**Exercise requirements**
Gather every line of the entries that includes the word "JSON".

**Task input**

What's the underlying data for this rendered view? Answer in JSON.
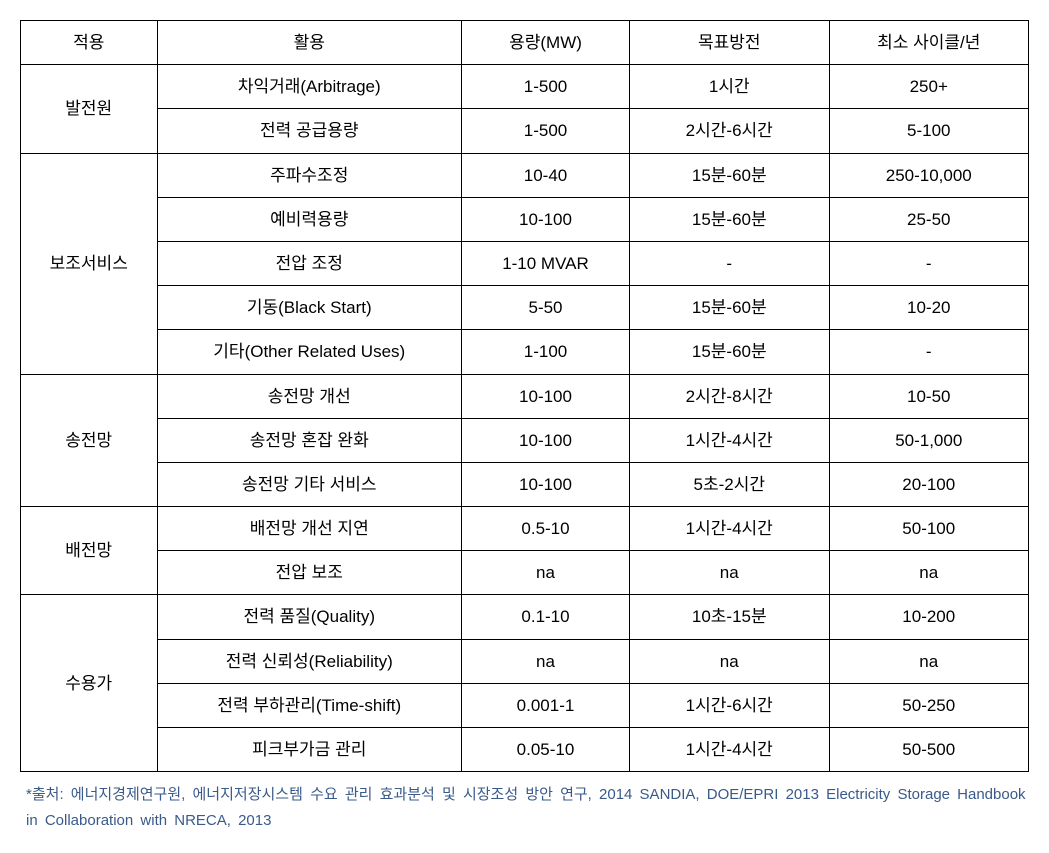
{
  "headers": {
    "application": "적용",
    "use": "활용",
    "capacity": "용량(MW)",
    "target": "목표방전",
    "cycle": "최소 사이클/년"
  },
  "groups": [
    {
      "name": "발전원",
      "rows": [
        {
          "use": "차익거래(Arbitrage)",
          "capacity": "1-500",
          "target": "1시간",
          "cycle": "250+"
        },
        {
          "use": "전력 공급용량",
          "capacity": "1-500",
          "target": "2시간-6시간",
          "cycle": "5-100"
        }
      ]
    },
    {
      "name": "보조서비스",
      "rows": [
        {
          "use": "주파수조정",
          "capacity": "10-40",
          "target": "15분-60분",
          "cycle": "250-10,000"
        },
        {
          "use": "예비력용량",
          "capacity": "10-100",
          "target": "15분-60분",
          "cycle": "25-50"
        },
        {
          "use": "전압 조정",
          "capacity": "1-10  MVAR",
          "target": "-",
          "cycle": "-"
        },
        {
          "use": "기동(Black Start)",
          "capacity": "5-50",
          "target": "15분-60분",
          "cycle": "10-20"
        },
        {
          "use": "기타(Other Related Uses)",
          "capacity": "1-100",
          "target": "15분-60분",
          "cycle": "-"
        }
      ]
    },
    {
      "name": "송전망",
      "rows": [
        {
          "use": "송전망 개선",
          "capacity": "10-100",
          "target": "2시간-8시간",
          "cycle": "10-50"
        },
        {
          "use": "송전망 혼잡 완화",
          "capacity": "10-100",
          "target": "1시간-4시간",
          "cycle": "50-1,000"
        },
        {
          "use": "송전망 기타 서비스",
          "capacity": "10-100",
          "target": "5초-2시간",
          "cycle": "20-100"
        }
      ]
    },
    {
      "name": "배전망",
      "rows": [
        {
          "use": "배전망 개선 지연",
          "capacity": "0.5-10",
          "target": "1시간-4시간",
          "cycle": "50-100"
        },
        {
          "use": "전압 보조",
          "capacity": "na",
          "target": "na",
          "cycle": "na"
        }
      ]
    },
    {
      "name": "수용가",
      "rows": [
        {
          "use": "전력 품질(Quality)",
          "capacity": "0.1-10",
          "target": "10초-15분",
          "cycle": "10-200"
        },
        {
          "use": "전력 신뢰성(Reliability)",
          "capacity": "na",
          "target": "na",
          "cycle": "na"
        },
        {
          "use": "전력 부하관리(Time-shift)",
          "capacity": "0.001-1",
          "target": "1시간-6시간",
          "cycle": "50-250"
        },
        {
          "use": "피크부가금 관리",
          "capacity": "0.05-10",
          "target": "1시간-4시간",
          "cycle": "50-500"
        }
      ]
    }
  ],
  "footnote": "*출처: 에너지경제연구원, 에너지저장시스템 수요 관리 효과분석 및 시장조성 방안 연구, 2014 SANDIA, DOE/EPRI 2013 Electricity Storage Handbook in Collaboration with NRECA, 2013"
}
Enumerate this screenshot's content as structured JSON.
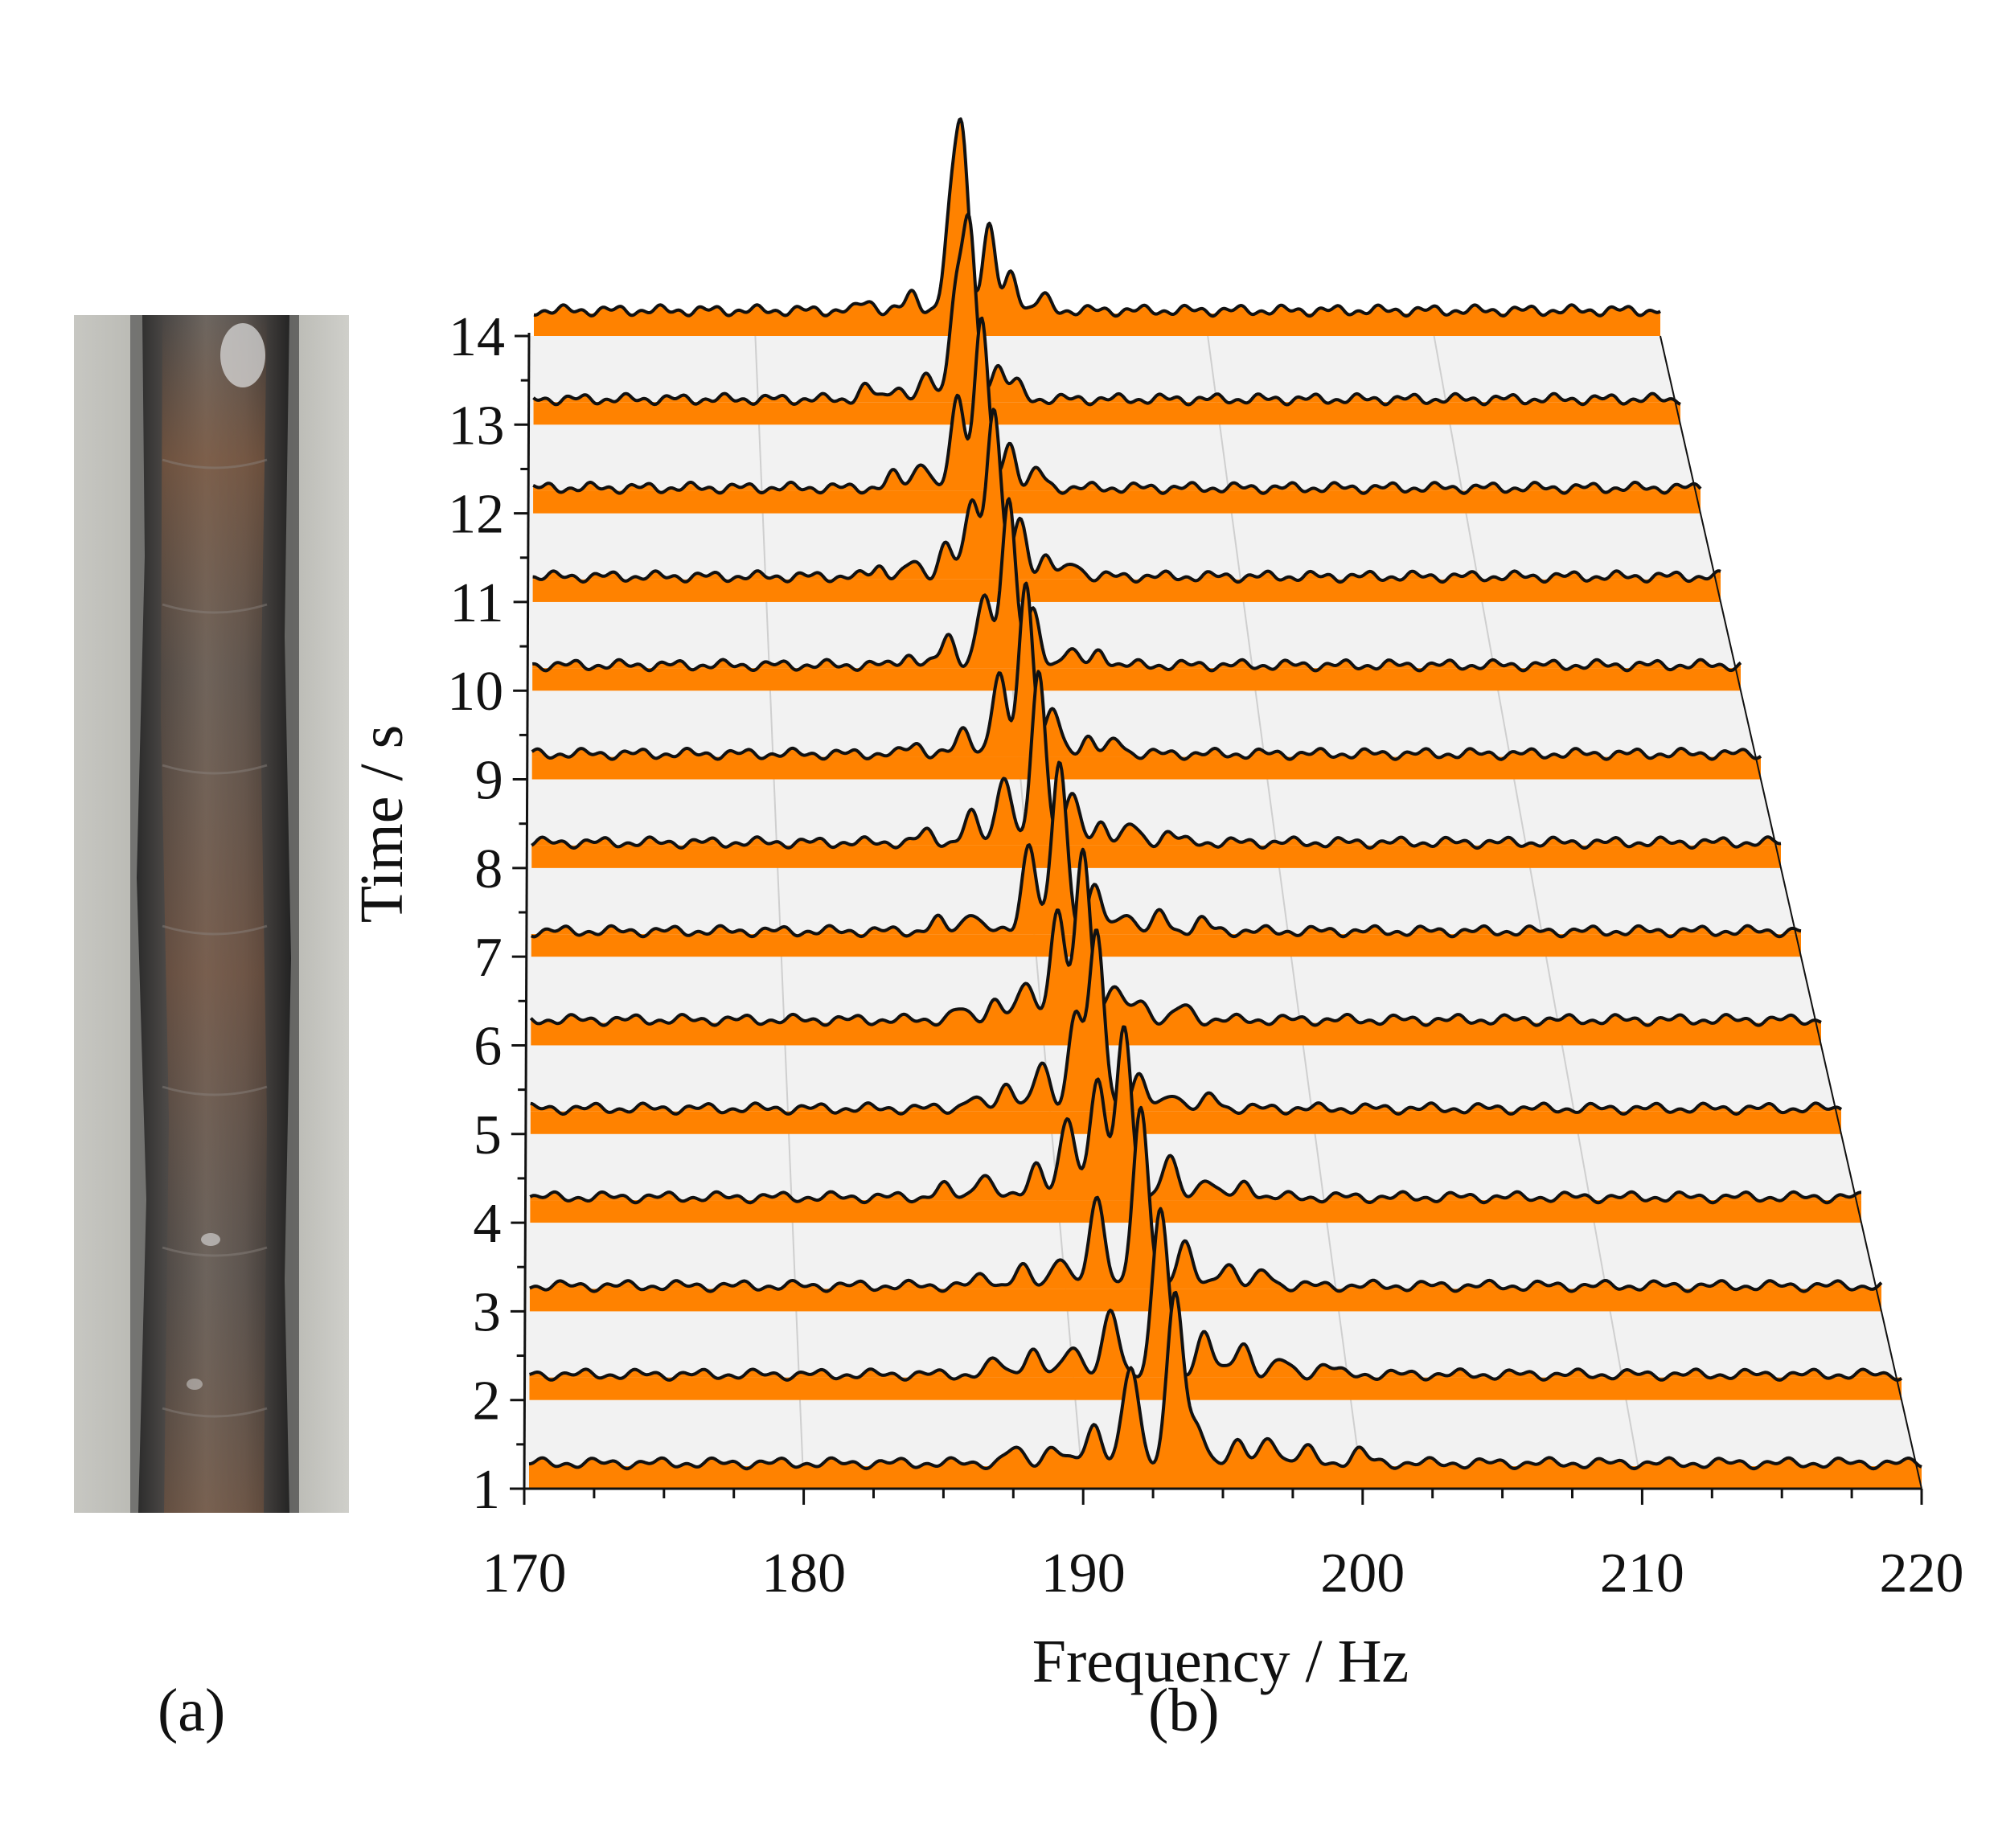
{
  "panels": {
    "a": {
      "label": "(a)",
      "content": "photo of weld bead"
    },
    "b": {
      "label": "(b)"
    }
  },
  "colors": {
    "fill": "#ff8200",
    "line": "#111111",
    "floor": "#f2f2f2",
    "grid": "#cfcfcf"
  },
  "chart_data": {
    "type": "line",
    "style": "waterfall",
    "title": "",
    "xlabel": "Frequency / Hz",
    "ylabel": "Time / s",
    "xlim": [
      170,
      220
    ],
    "x_ticks": [
      "170",
      "180",
      "190",
      "200",
      "210",
      "220"
    ],
    "y_ticks": [
      "1",
      "2",
      "3",
      "4",
      "5",
      "6",
      "7",
      "8",
      "9",
      "10",
      "11",
      "12",
      "13",
      "14"
    ],
    "grid": true,
    "series": [
      {
        "time": 1,
        "peaks": [
          {
            "f": 193.2,
            "a": 1.0
          },
          {
            "f": 191.6,
            "a": 0.55
          },
          {
            "f": 190.3,
            "a": 0.22
          },
          {
            "f": 194.0,
            "a": 0.2
          },
          {
            "f": 195.4,
            "a": 0.12
          },
          {
            "f": 196.6,
            "a": 0.15
          },
          {
            "f": 188.8,
            "a": 0.1
          },
          {
            "f": 187.4,
            "a": 0.08
          },
          {
            "f": 197.9,
            "a": 0.08
          },
          {
            "f": 199.8,
            "a": 0.07
          }
        ]
      },
      {
        "time": 2,
        "peaks": [
          {
            "f": 193.0,
            "a": 0.95
          },
          {
            "f": 191.2,
            "a": 0.35
          },
          {
            "f": 189.8,
            "a": 0.18
          },
          {
            "f": 188.3,
            "a": 0.14
          },
          {
            "f": 194.6,
            "a": 0.25
          },
          {
            "f": 196.0,
            "a": 0.18
          },
          {
            "f": 187.0,
            "a": 0.08
          },
          {
            "f": 197.4,
            "a": 0.08
          },
          {
            "f": 199.0,
            "a": 0.06
          }
        ]
      },
      {
        "time": 3,
        "peaks": [
          {
            "f": 192.6,
            "a": 1.0
          },
          {
            "f": 191.0,
            "a": 0.5
          },
          {
            "f": 189.6,
            "a": 0.18
          },
          {
            "f": 188.2,
            "a": 0.1
          },
          {
            "f": 194.2,
            "a": 0.25
          },
          {
            "f": 195.8,
            "a": 0.14
          },
          {
            "f": 197.2,
            "a": 0.08
          },
          {
            "f": 186.8,
            "a": 0.06
          }
        ]
      },
      {
        "time": 4,
        "peaks": [
          {
            "f": 192.3,
            "a": 0.97
          },
          {
            "f": 191.3,
            "a": 0.7
          },
          {
            "f": 190.2,
            "a": 0.45
          },
          {
            "f": 189.0,
            "a": 0.2
          },
          {
            "f": 187.0,
            "a": 0.14
          },
          {
            "f": 194.0,
            "a": 0.22
          },
          {
            "f": 195.4,
            "a": 0.12
          },
          {
            "f": 196.9,
            "a": 0.08
          },
          {
            "f": 185.5,
            "a": 0.06
          }
        ]
      },
      {
        "time": 5,
        "peaks": [
          {
            "f": 191.6,
            "a": 1.0
          },
          {
            "f": 190.8,
            "a": 0.55
          },
          {
            "f": 189.5,
            "a": 0.25
          },
          {
            "f": 188.2,
            "a": 0.15
          },
          {
            "f": 193.2,
            "a": 0.18
          },
          {
            "f": 194.5,
            "a": 0.1
          },
          {
            "f": 196.0,
            "a": 0.07
          },
          {
            "f": 186.8,
            "a": 0.06
          }
        ]
      },
      {
        "time": 6,
        "peaks": [
          {
            "f": 191.4,
            "a": 0.97
          },
          {
            "f": 190.4,
            "a": 0.62
          },
          {
            "f": 189.2,
            "a": 0.22
          },
          {
            "f": 188.0,
            "a": 0.12
          },
          {
            "f": 192.6,
            "a": 0.2
          },
          {
            "f": 193.6,
            "a": 0.12
          },
          {
            "f": 195.3,
            "a": 0.08
          },
          {
            "f": 186.6,
            "a": 0.06
          }
        ]
      },
      {
        "time": 7,
        "peaks": [
          {
            "f": 190.8,
            "a": 0.99
          },
          {
            "f": 189.6,
            "a": 0.5
          },
          {
            "f": 187.3,
            "a": 0.12
          },
          {
            "f": 192.2,
            "a": 0.25
          },
          {
            "f": 193.4,
            "a": 0.12
          },
          {
            "f": 194.8,
            "a": 0.1
          },
          {
            "f": 186.0,
            "a": 0.06
          },
          {
            "f": 196.4,
            "a": 0.06
          }
        ]
      },
      {
        "time": 8,
        "peaks": [
          {
            "f": 190.3,
            "a": 0.98
          },
          {
            "f": 188.9,
            "a": 0.4
          },
          {
            "f": 187.6,
            "a": 0.16
          },
          {
            "f": 191.6,
            "a": 0.28
          },
          {
            "f": 192.8,
            "a": 0.12
          },
          {
            "f": 194.0,
            "a": 0.1
          },
          {
            "f": 185.8,
            "a": 0.06
          },
          {
            "f": 195.5,
            "a": 0.06
          }
        ]
      },
      {
        "time": 9,
        "peaks": [
          {
            "f": 190.1,
            "a": 0.99
          },
          {
            "f": 189.0,
            "a": 0.45
          },
          {
            "f": 187.6,
            "a": 0.14
          },
          {
            "f": 191.2,
            "a": 0.25
          },
          {
            "f": 192.6,
            "a": 0.1
          },
          {
            "f": 193.8,
            "a": 0.08
          },
          {
            "f": 185.6,
            "a": 0.06
          }
        ]
      },
      {
        "time": 10,
        "peaks": [
          {
            "f": 189.7,
            "a": 0.98
          },
          {
            "f": 188.7,
            "a": 0.4
          },
          {
            "f": 187.2,
            "a": 0.18
          },
          {
            "f": 190.7,
            "a": 0.3
          },
          {
            "f": 192.2,
            "a": 0.1
          },
          {
            "f": 193.5,
            "a": 0.08
          },
          {
            "f": 185.5,
            "a": 0.06
          }
        ]
      },
      {
        "time": 11,
        "peaks": [
          {
            "f": 189.4,
            "a": 0.99
          },
          {
            "f": 188.5,
            "a": 0.45
          },
          {
            "f": 187.4,
            "a": 0.2
          },
          {
            "f": 190.5,
            "a": 0.32
          },
          {
            "f": 191.6,
            "a": 0.12
          },
          {
            "f": 192.8,
            "a": 0.08
          },
          {
            "f": 186.0,
            "a": 0.08
          },
          {
            "f": 184.6,
            "a": 0.06
          }
        ]
      },
      {
        "time": 12,
        "peaks": [
          {
            "f": 189.2,
            "a": 0.99
          },
          {
            "f": 188.2,
            "a": 0.55
          },
          {
            "f": 186.6,
            "a": 0.16
          },
          {
            "f": 190.4,
            "a": 0.26
          },
          {
            "f": 191.6,
            "a": 0.1
          },
          {
            "f": 185.5,
            "a": 0.08
          }
        ]
      },
      {
        "time": 13,
        "peaks": [
          {
            "f": 189.0,
            "a": 0.99
          },
          {
            "f": 188.4,
            "a": 0.6
          },
          {
            "f": 187.2,
            "a": 0.14
          },
          {
            "f": 190.2,
            "a": 0.2
          },
          {
            "f": 191.0,
            "a": 0.1
          },
          {
            "f": 185.8,
            "a": 0.08
          },
          {
            "f": 184.5,
            "a": 0.07
          }
        ]
      },
      {
        "time": 14,
        "peaks": [
          {
            "f": 189.0,
            "a": 1.0
          },
          {
            "f": 188.5,
            "a": 0.5
          },
          {
            "f": 190.2,
            "a": 0.48
          },
          {
            "f": 191.2,
            "a": 0.22
          },
          {
            "f": 186.8,
            "a": 0.1
          },
          {
            "f": 192.6,
            "a": 0.08
          },
          {
            "f": 184.8,
            "a": 0.06
          }
        ]
      }
    ]
  }
}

**Correct response**
What's the underlying data for this rendered view? Answer in JSON.
Enumerate this screenshot's content as structured JSON.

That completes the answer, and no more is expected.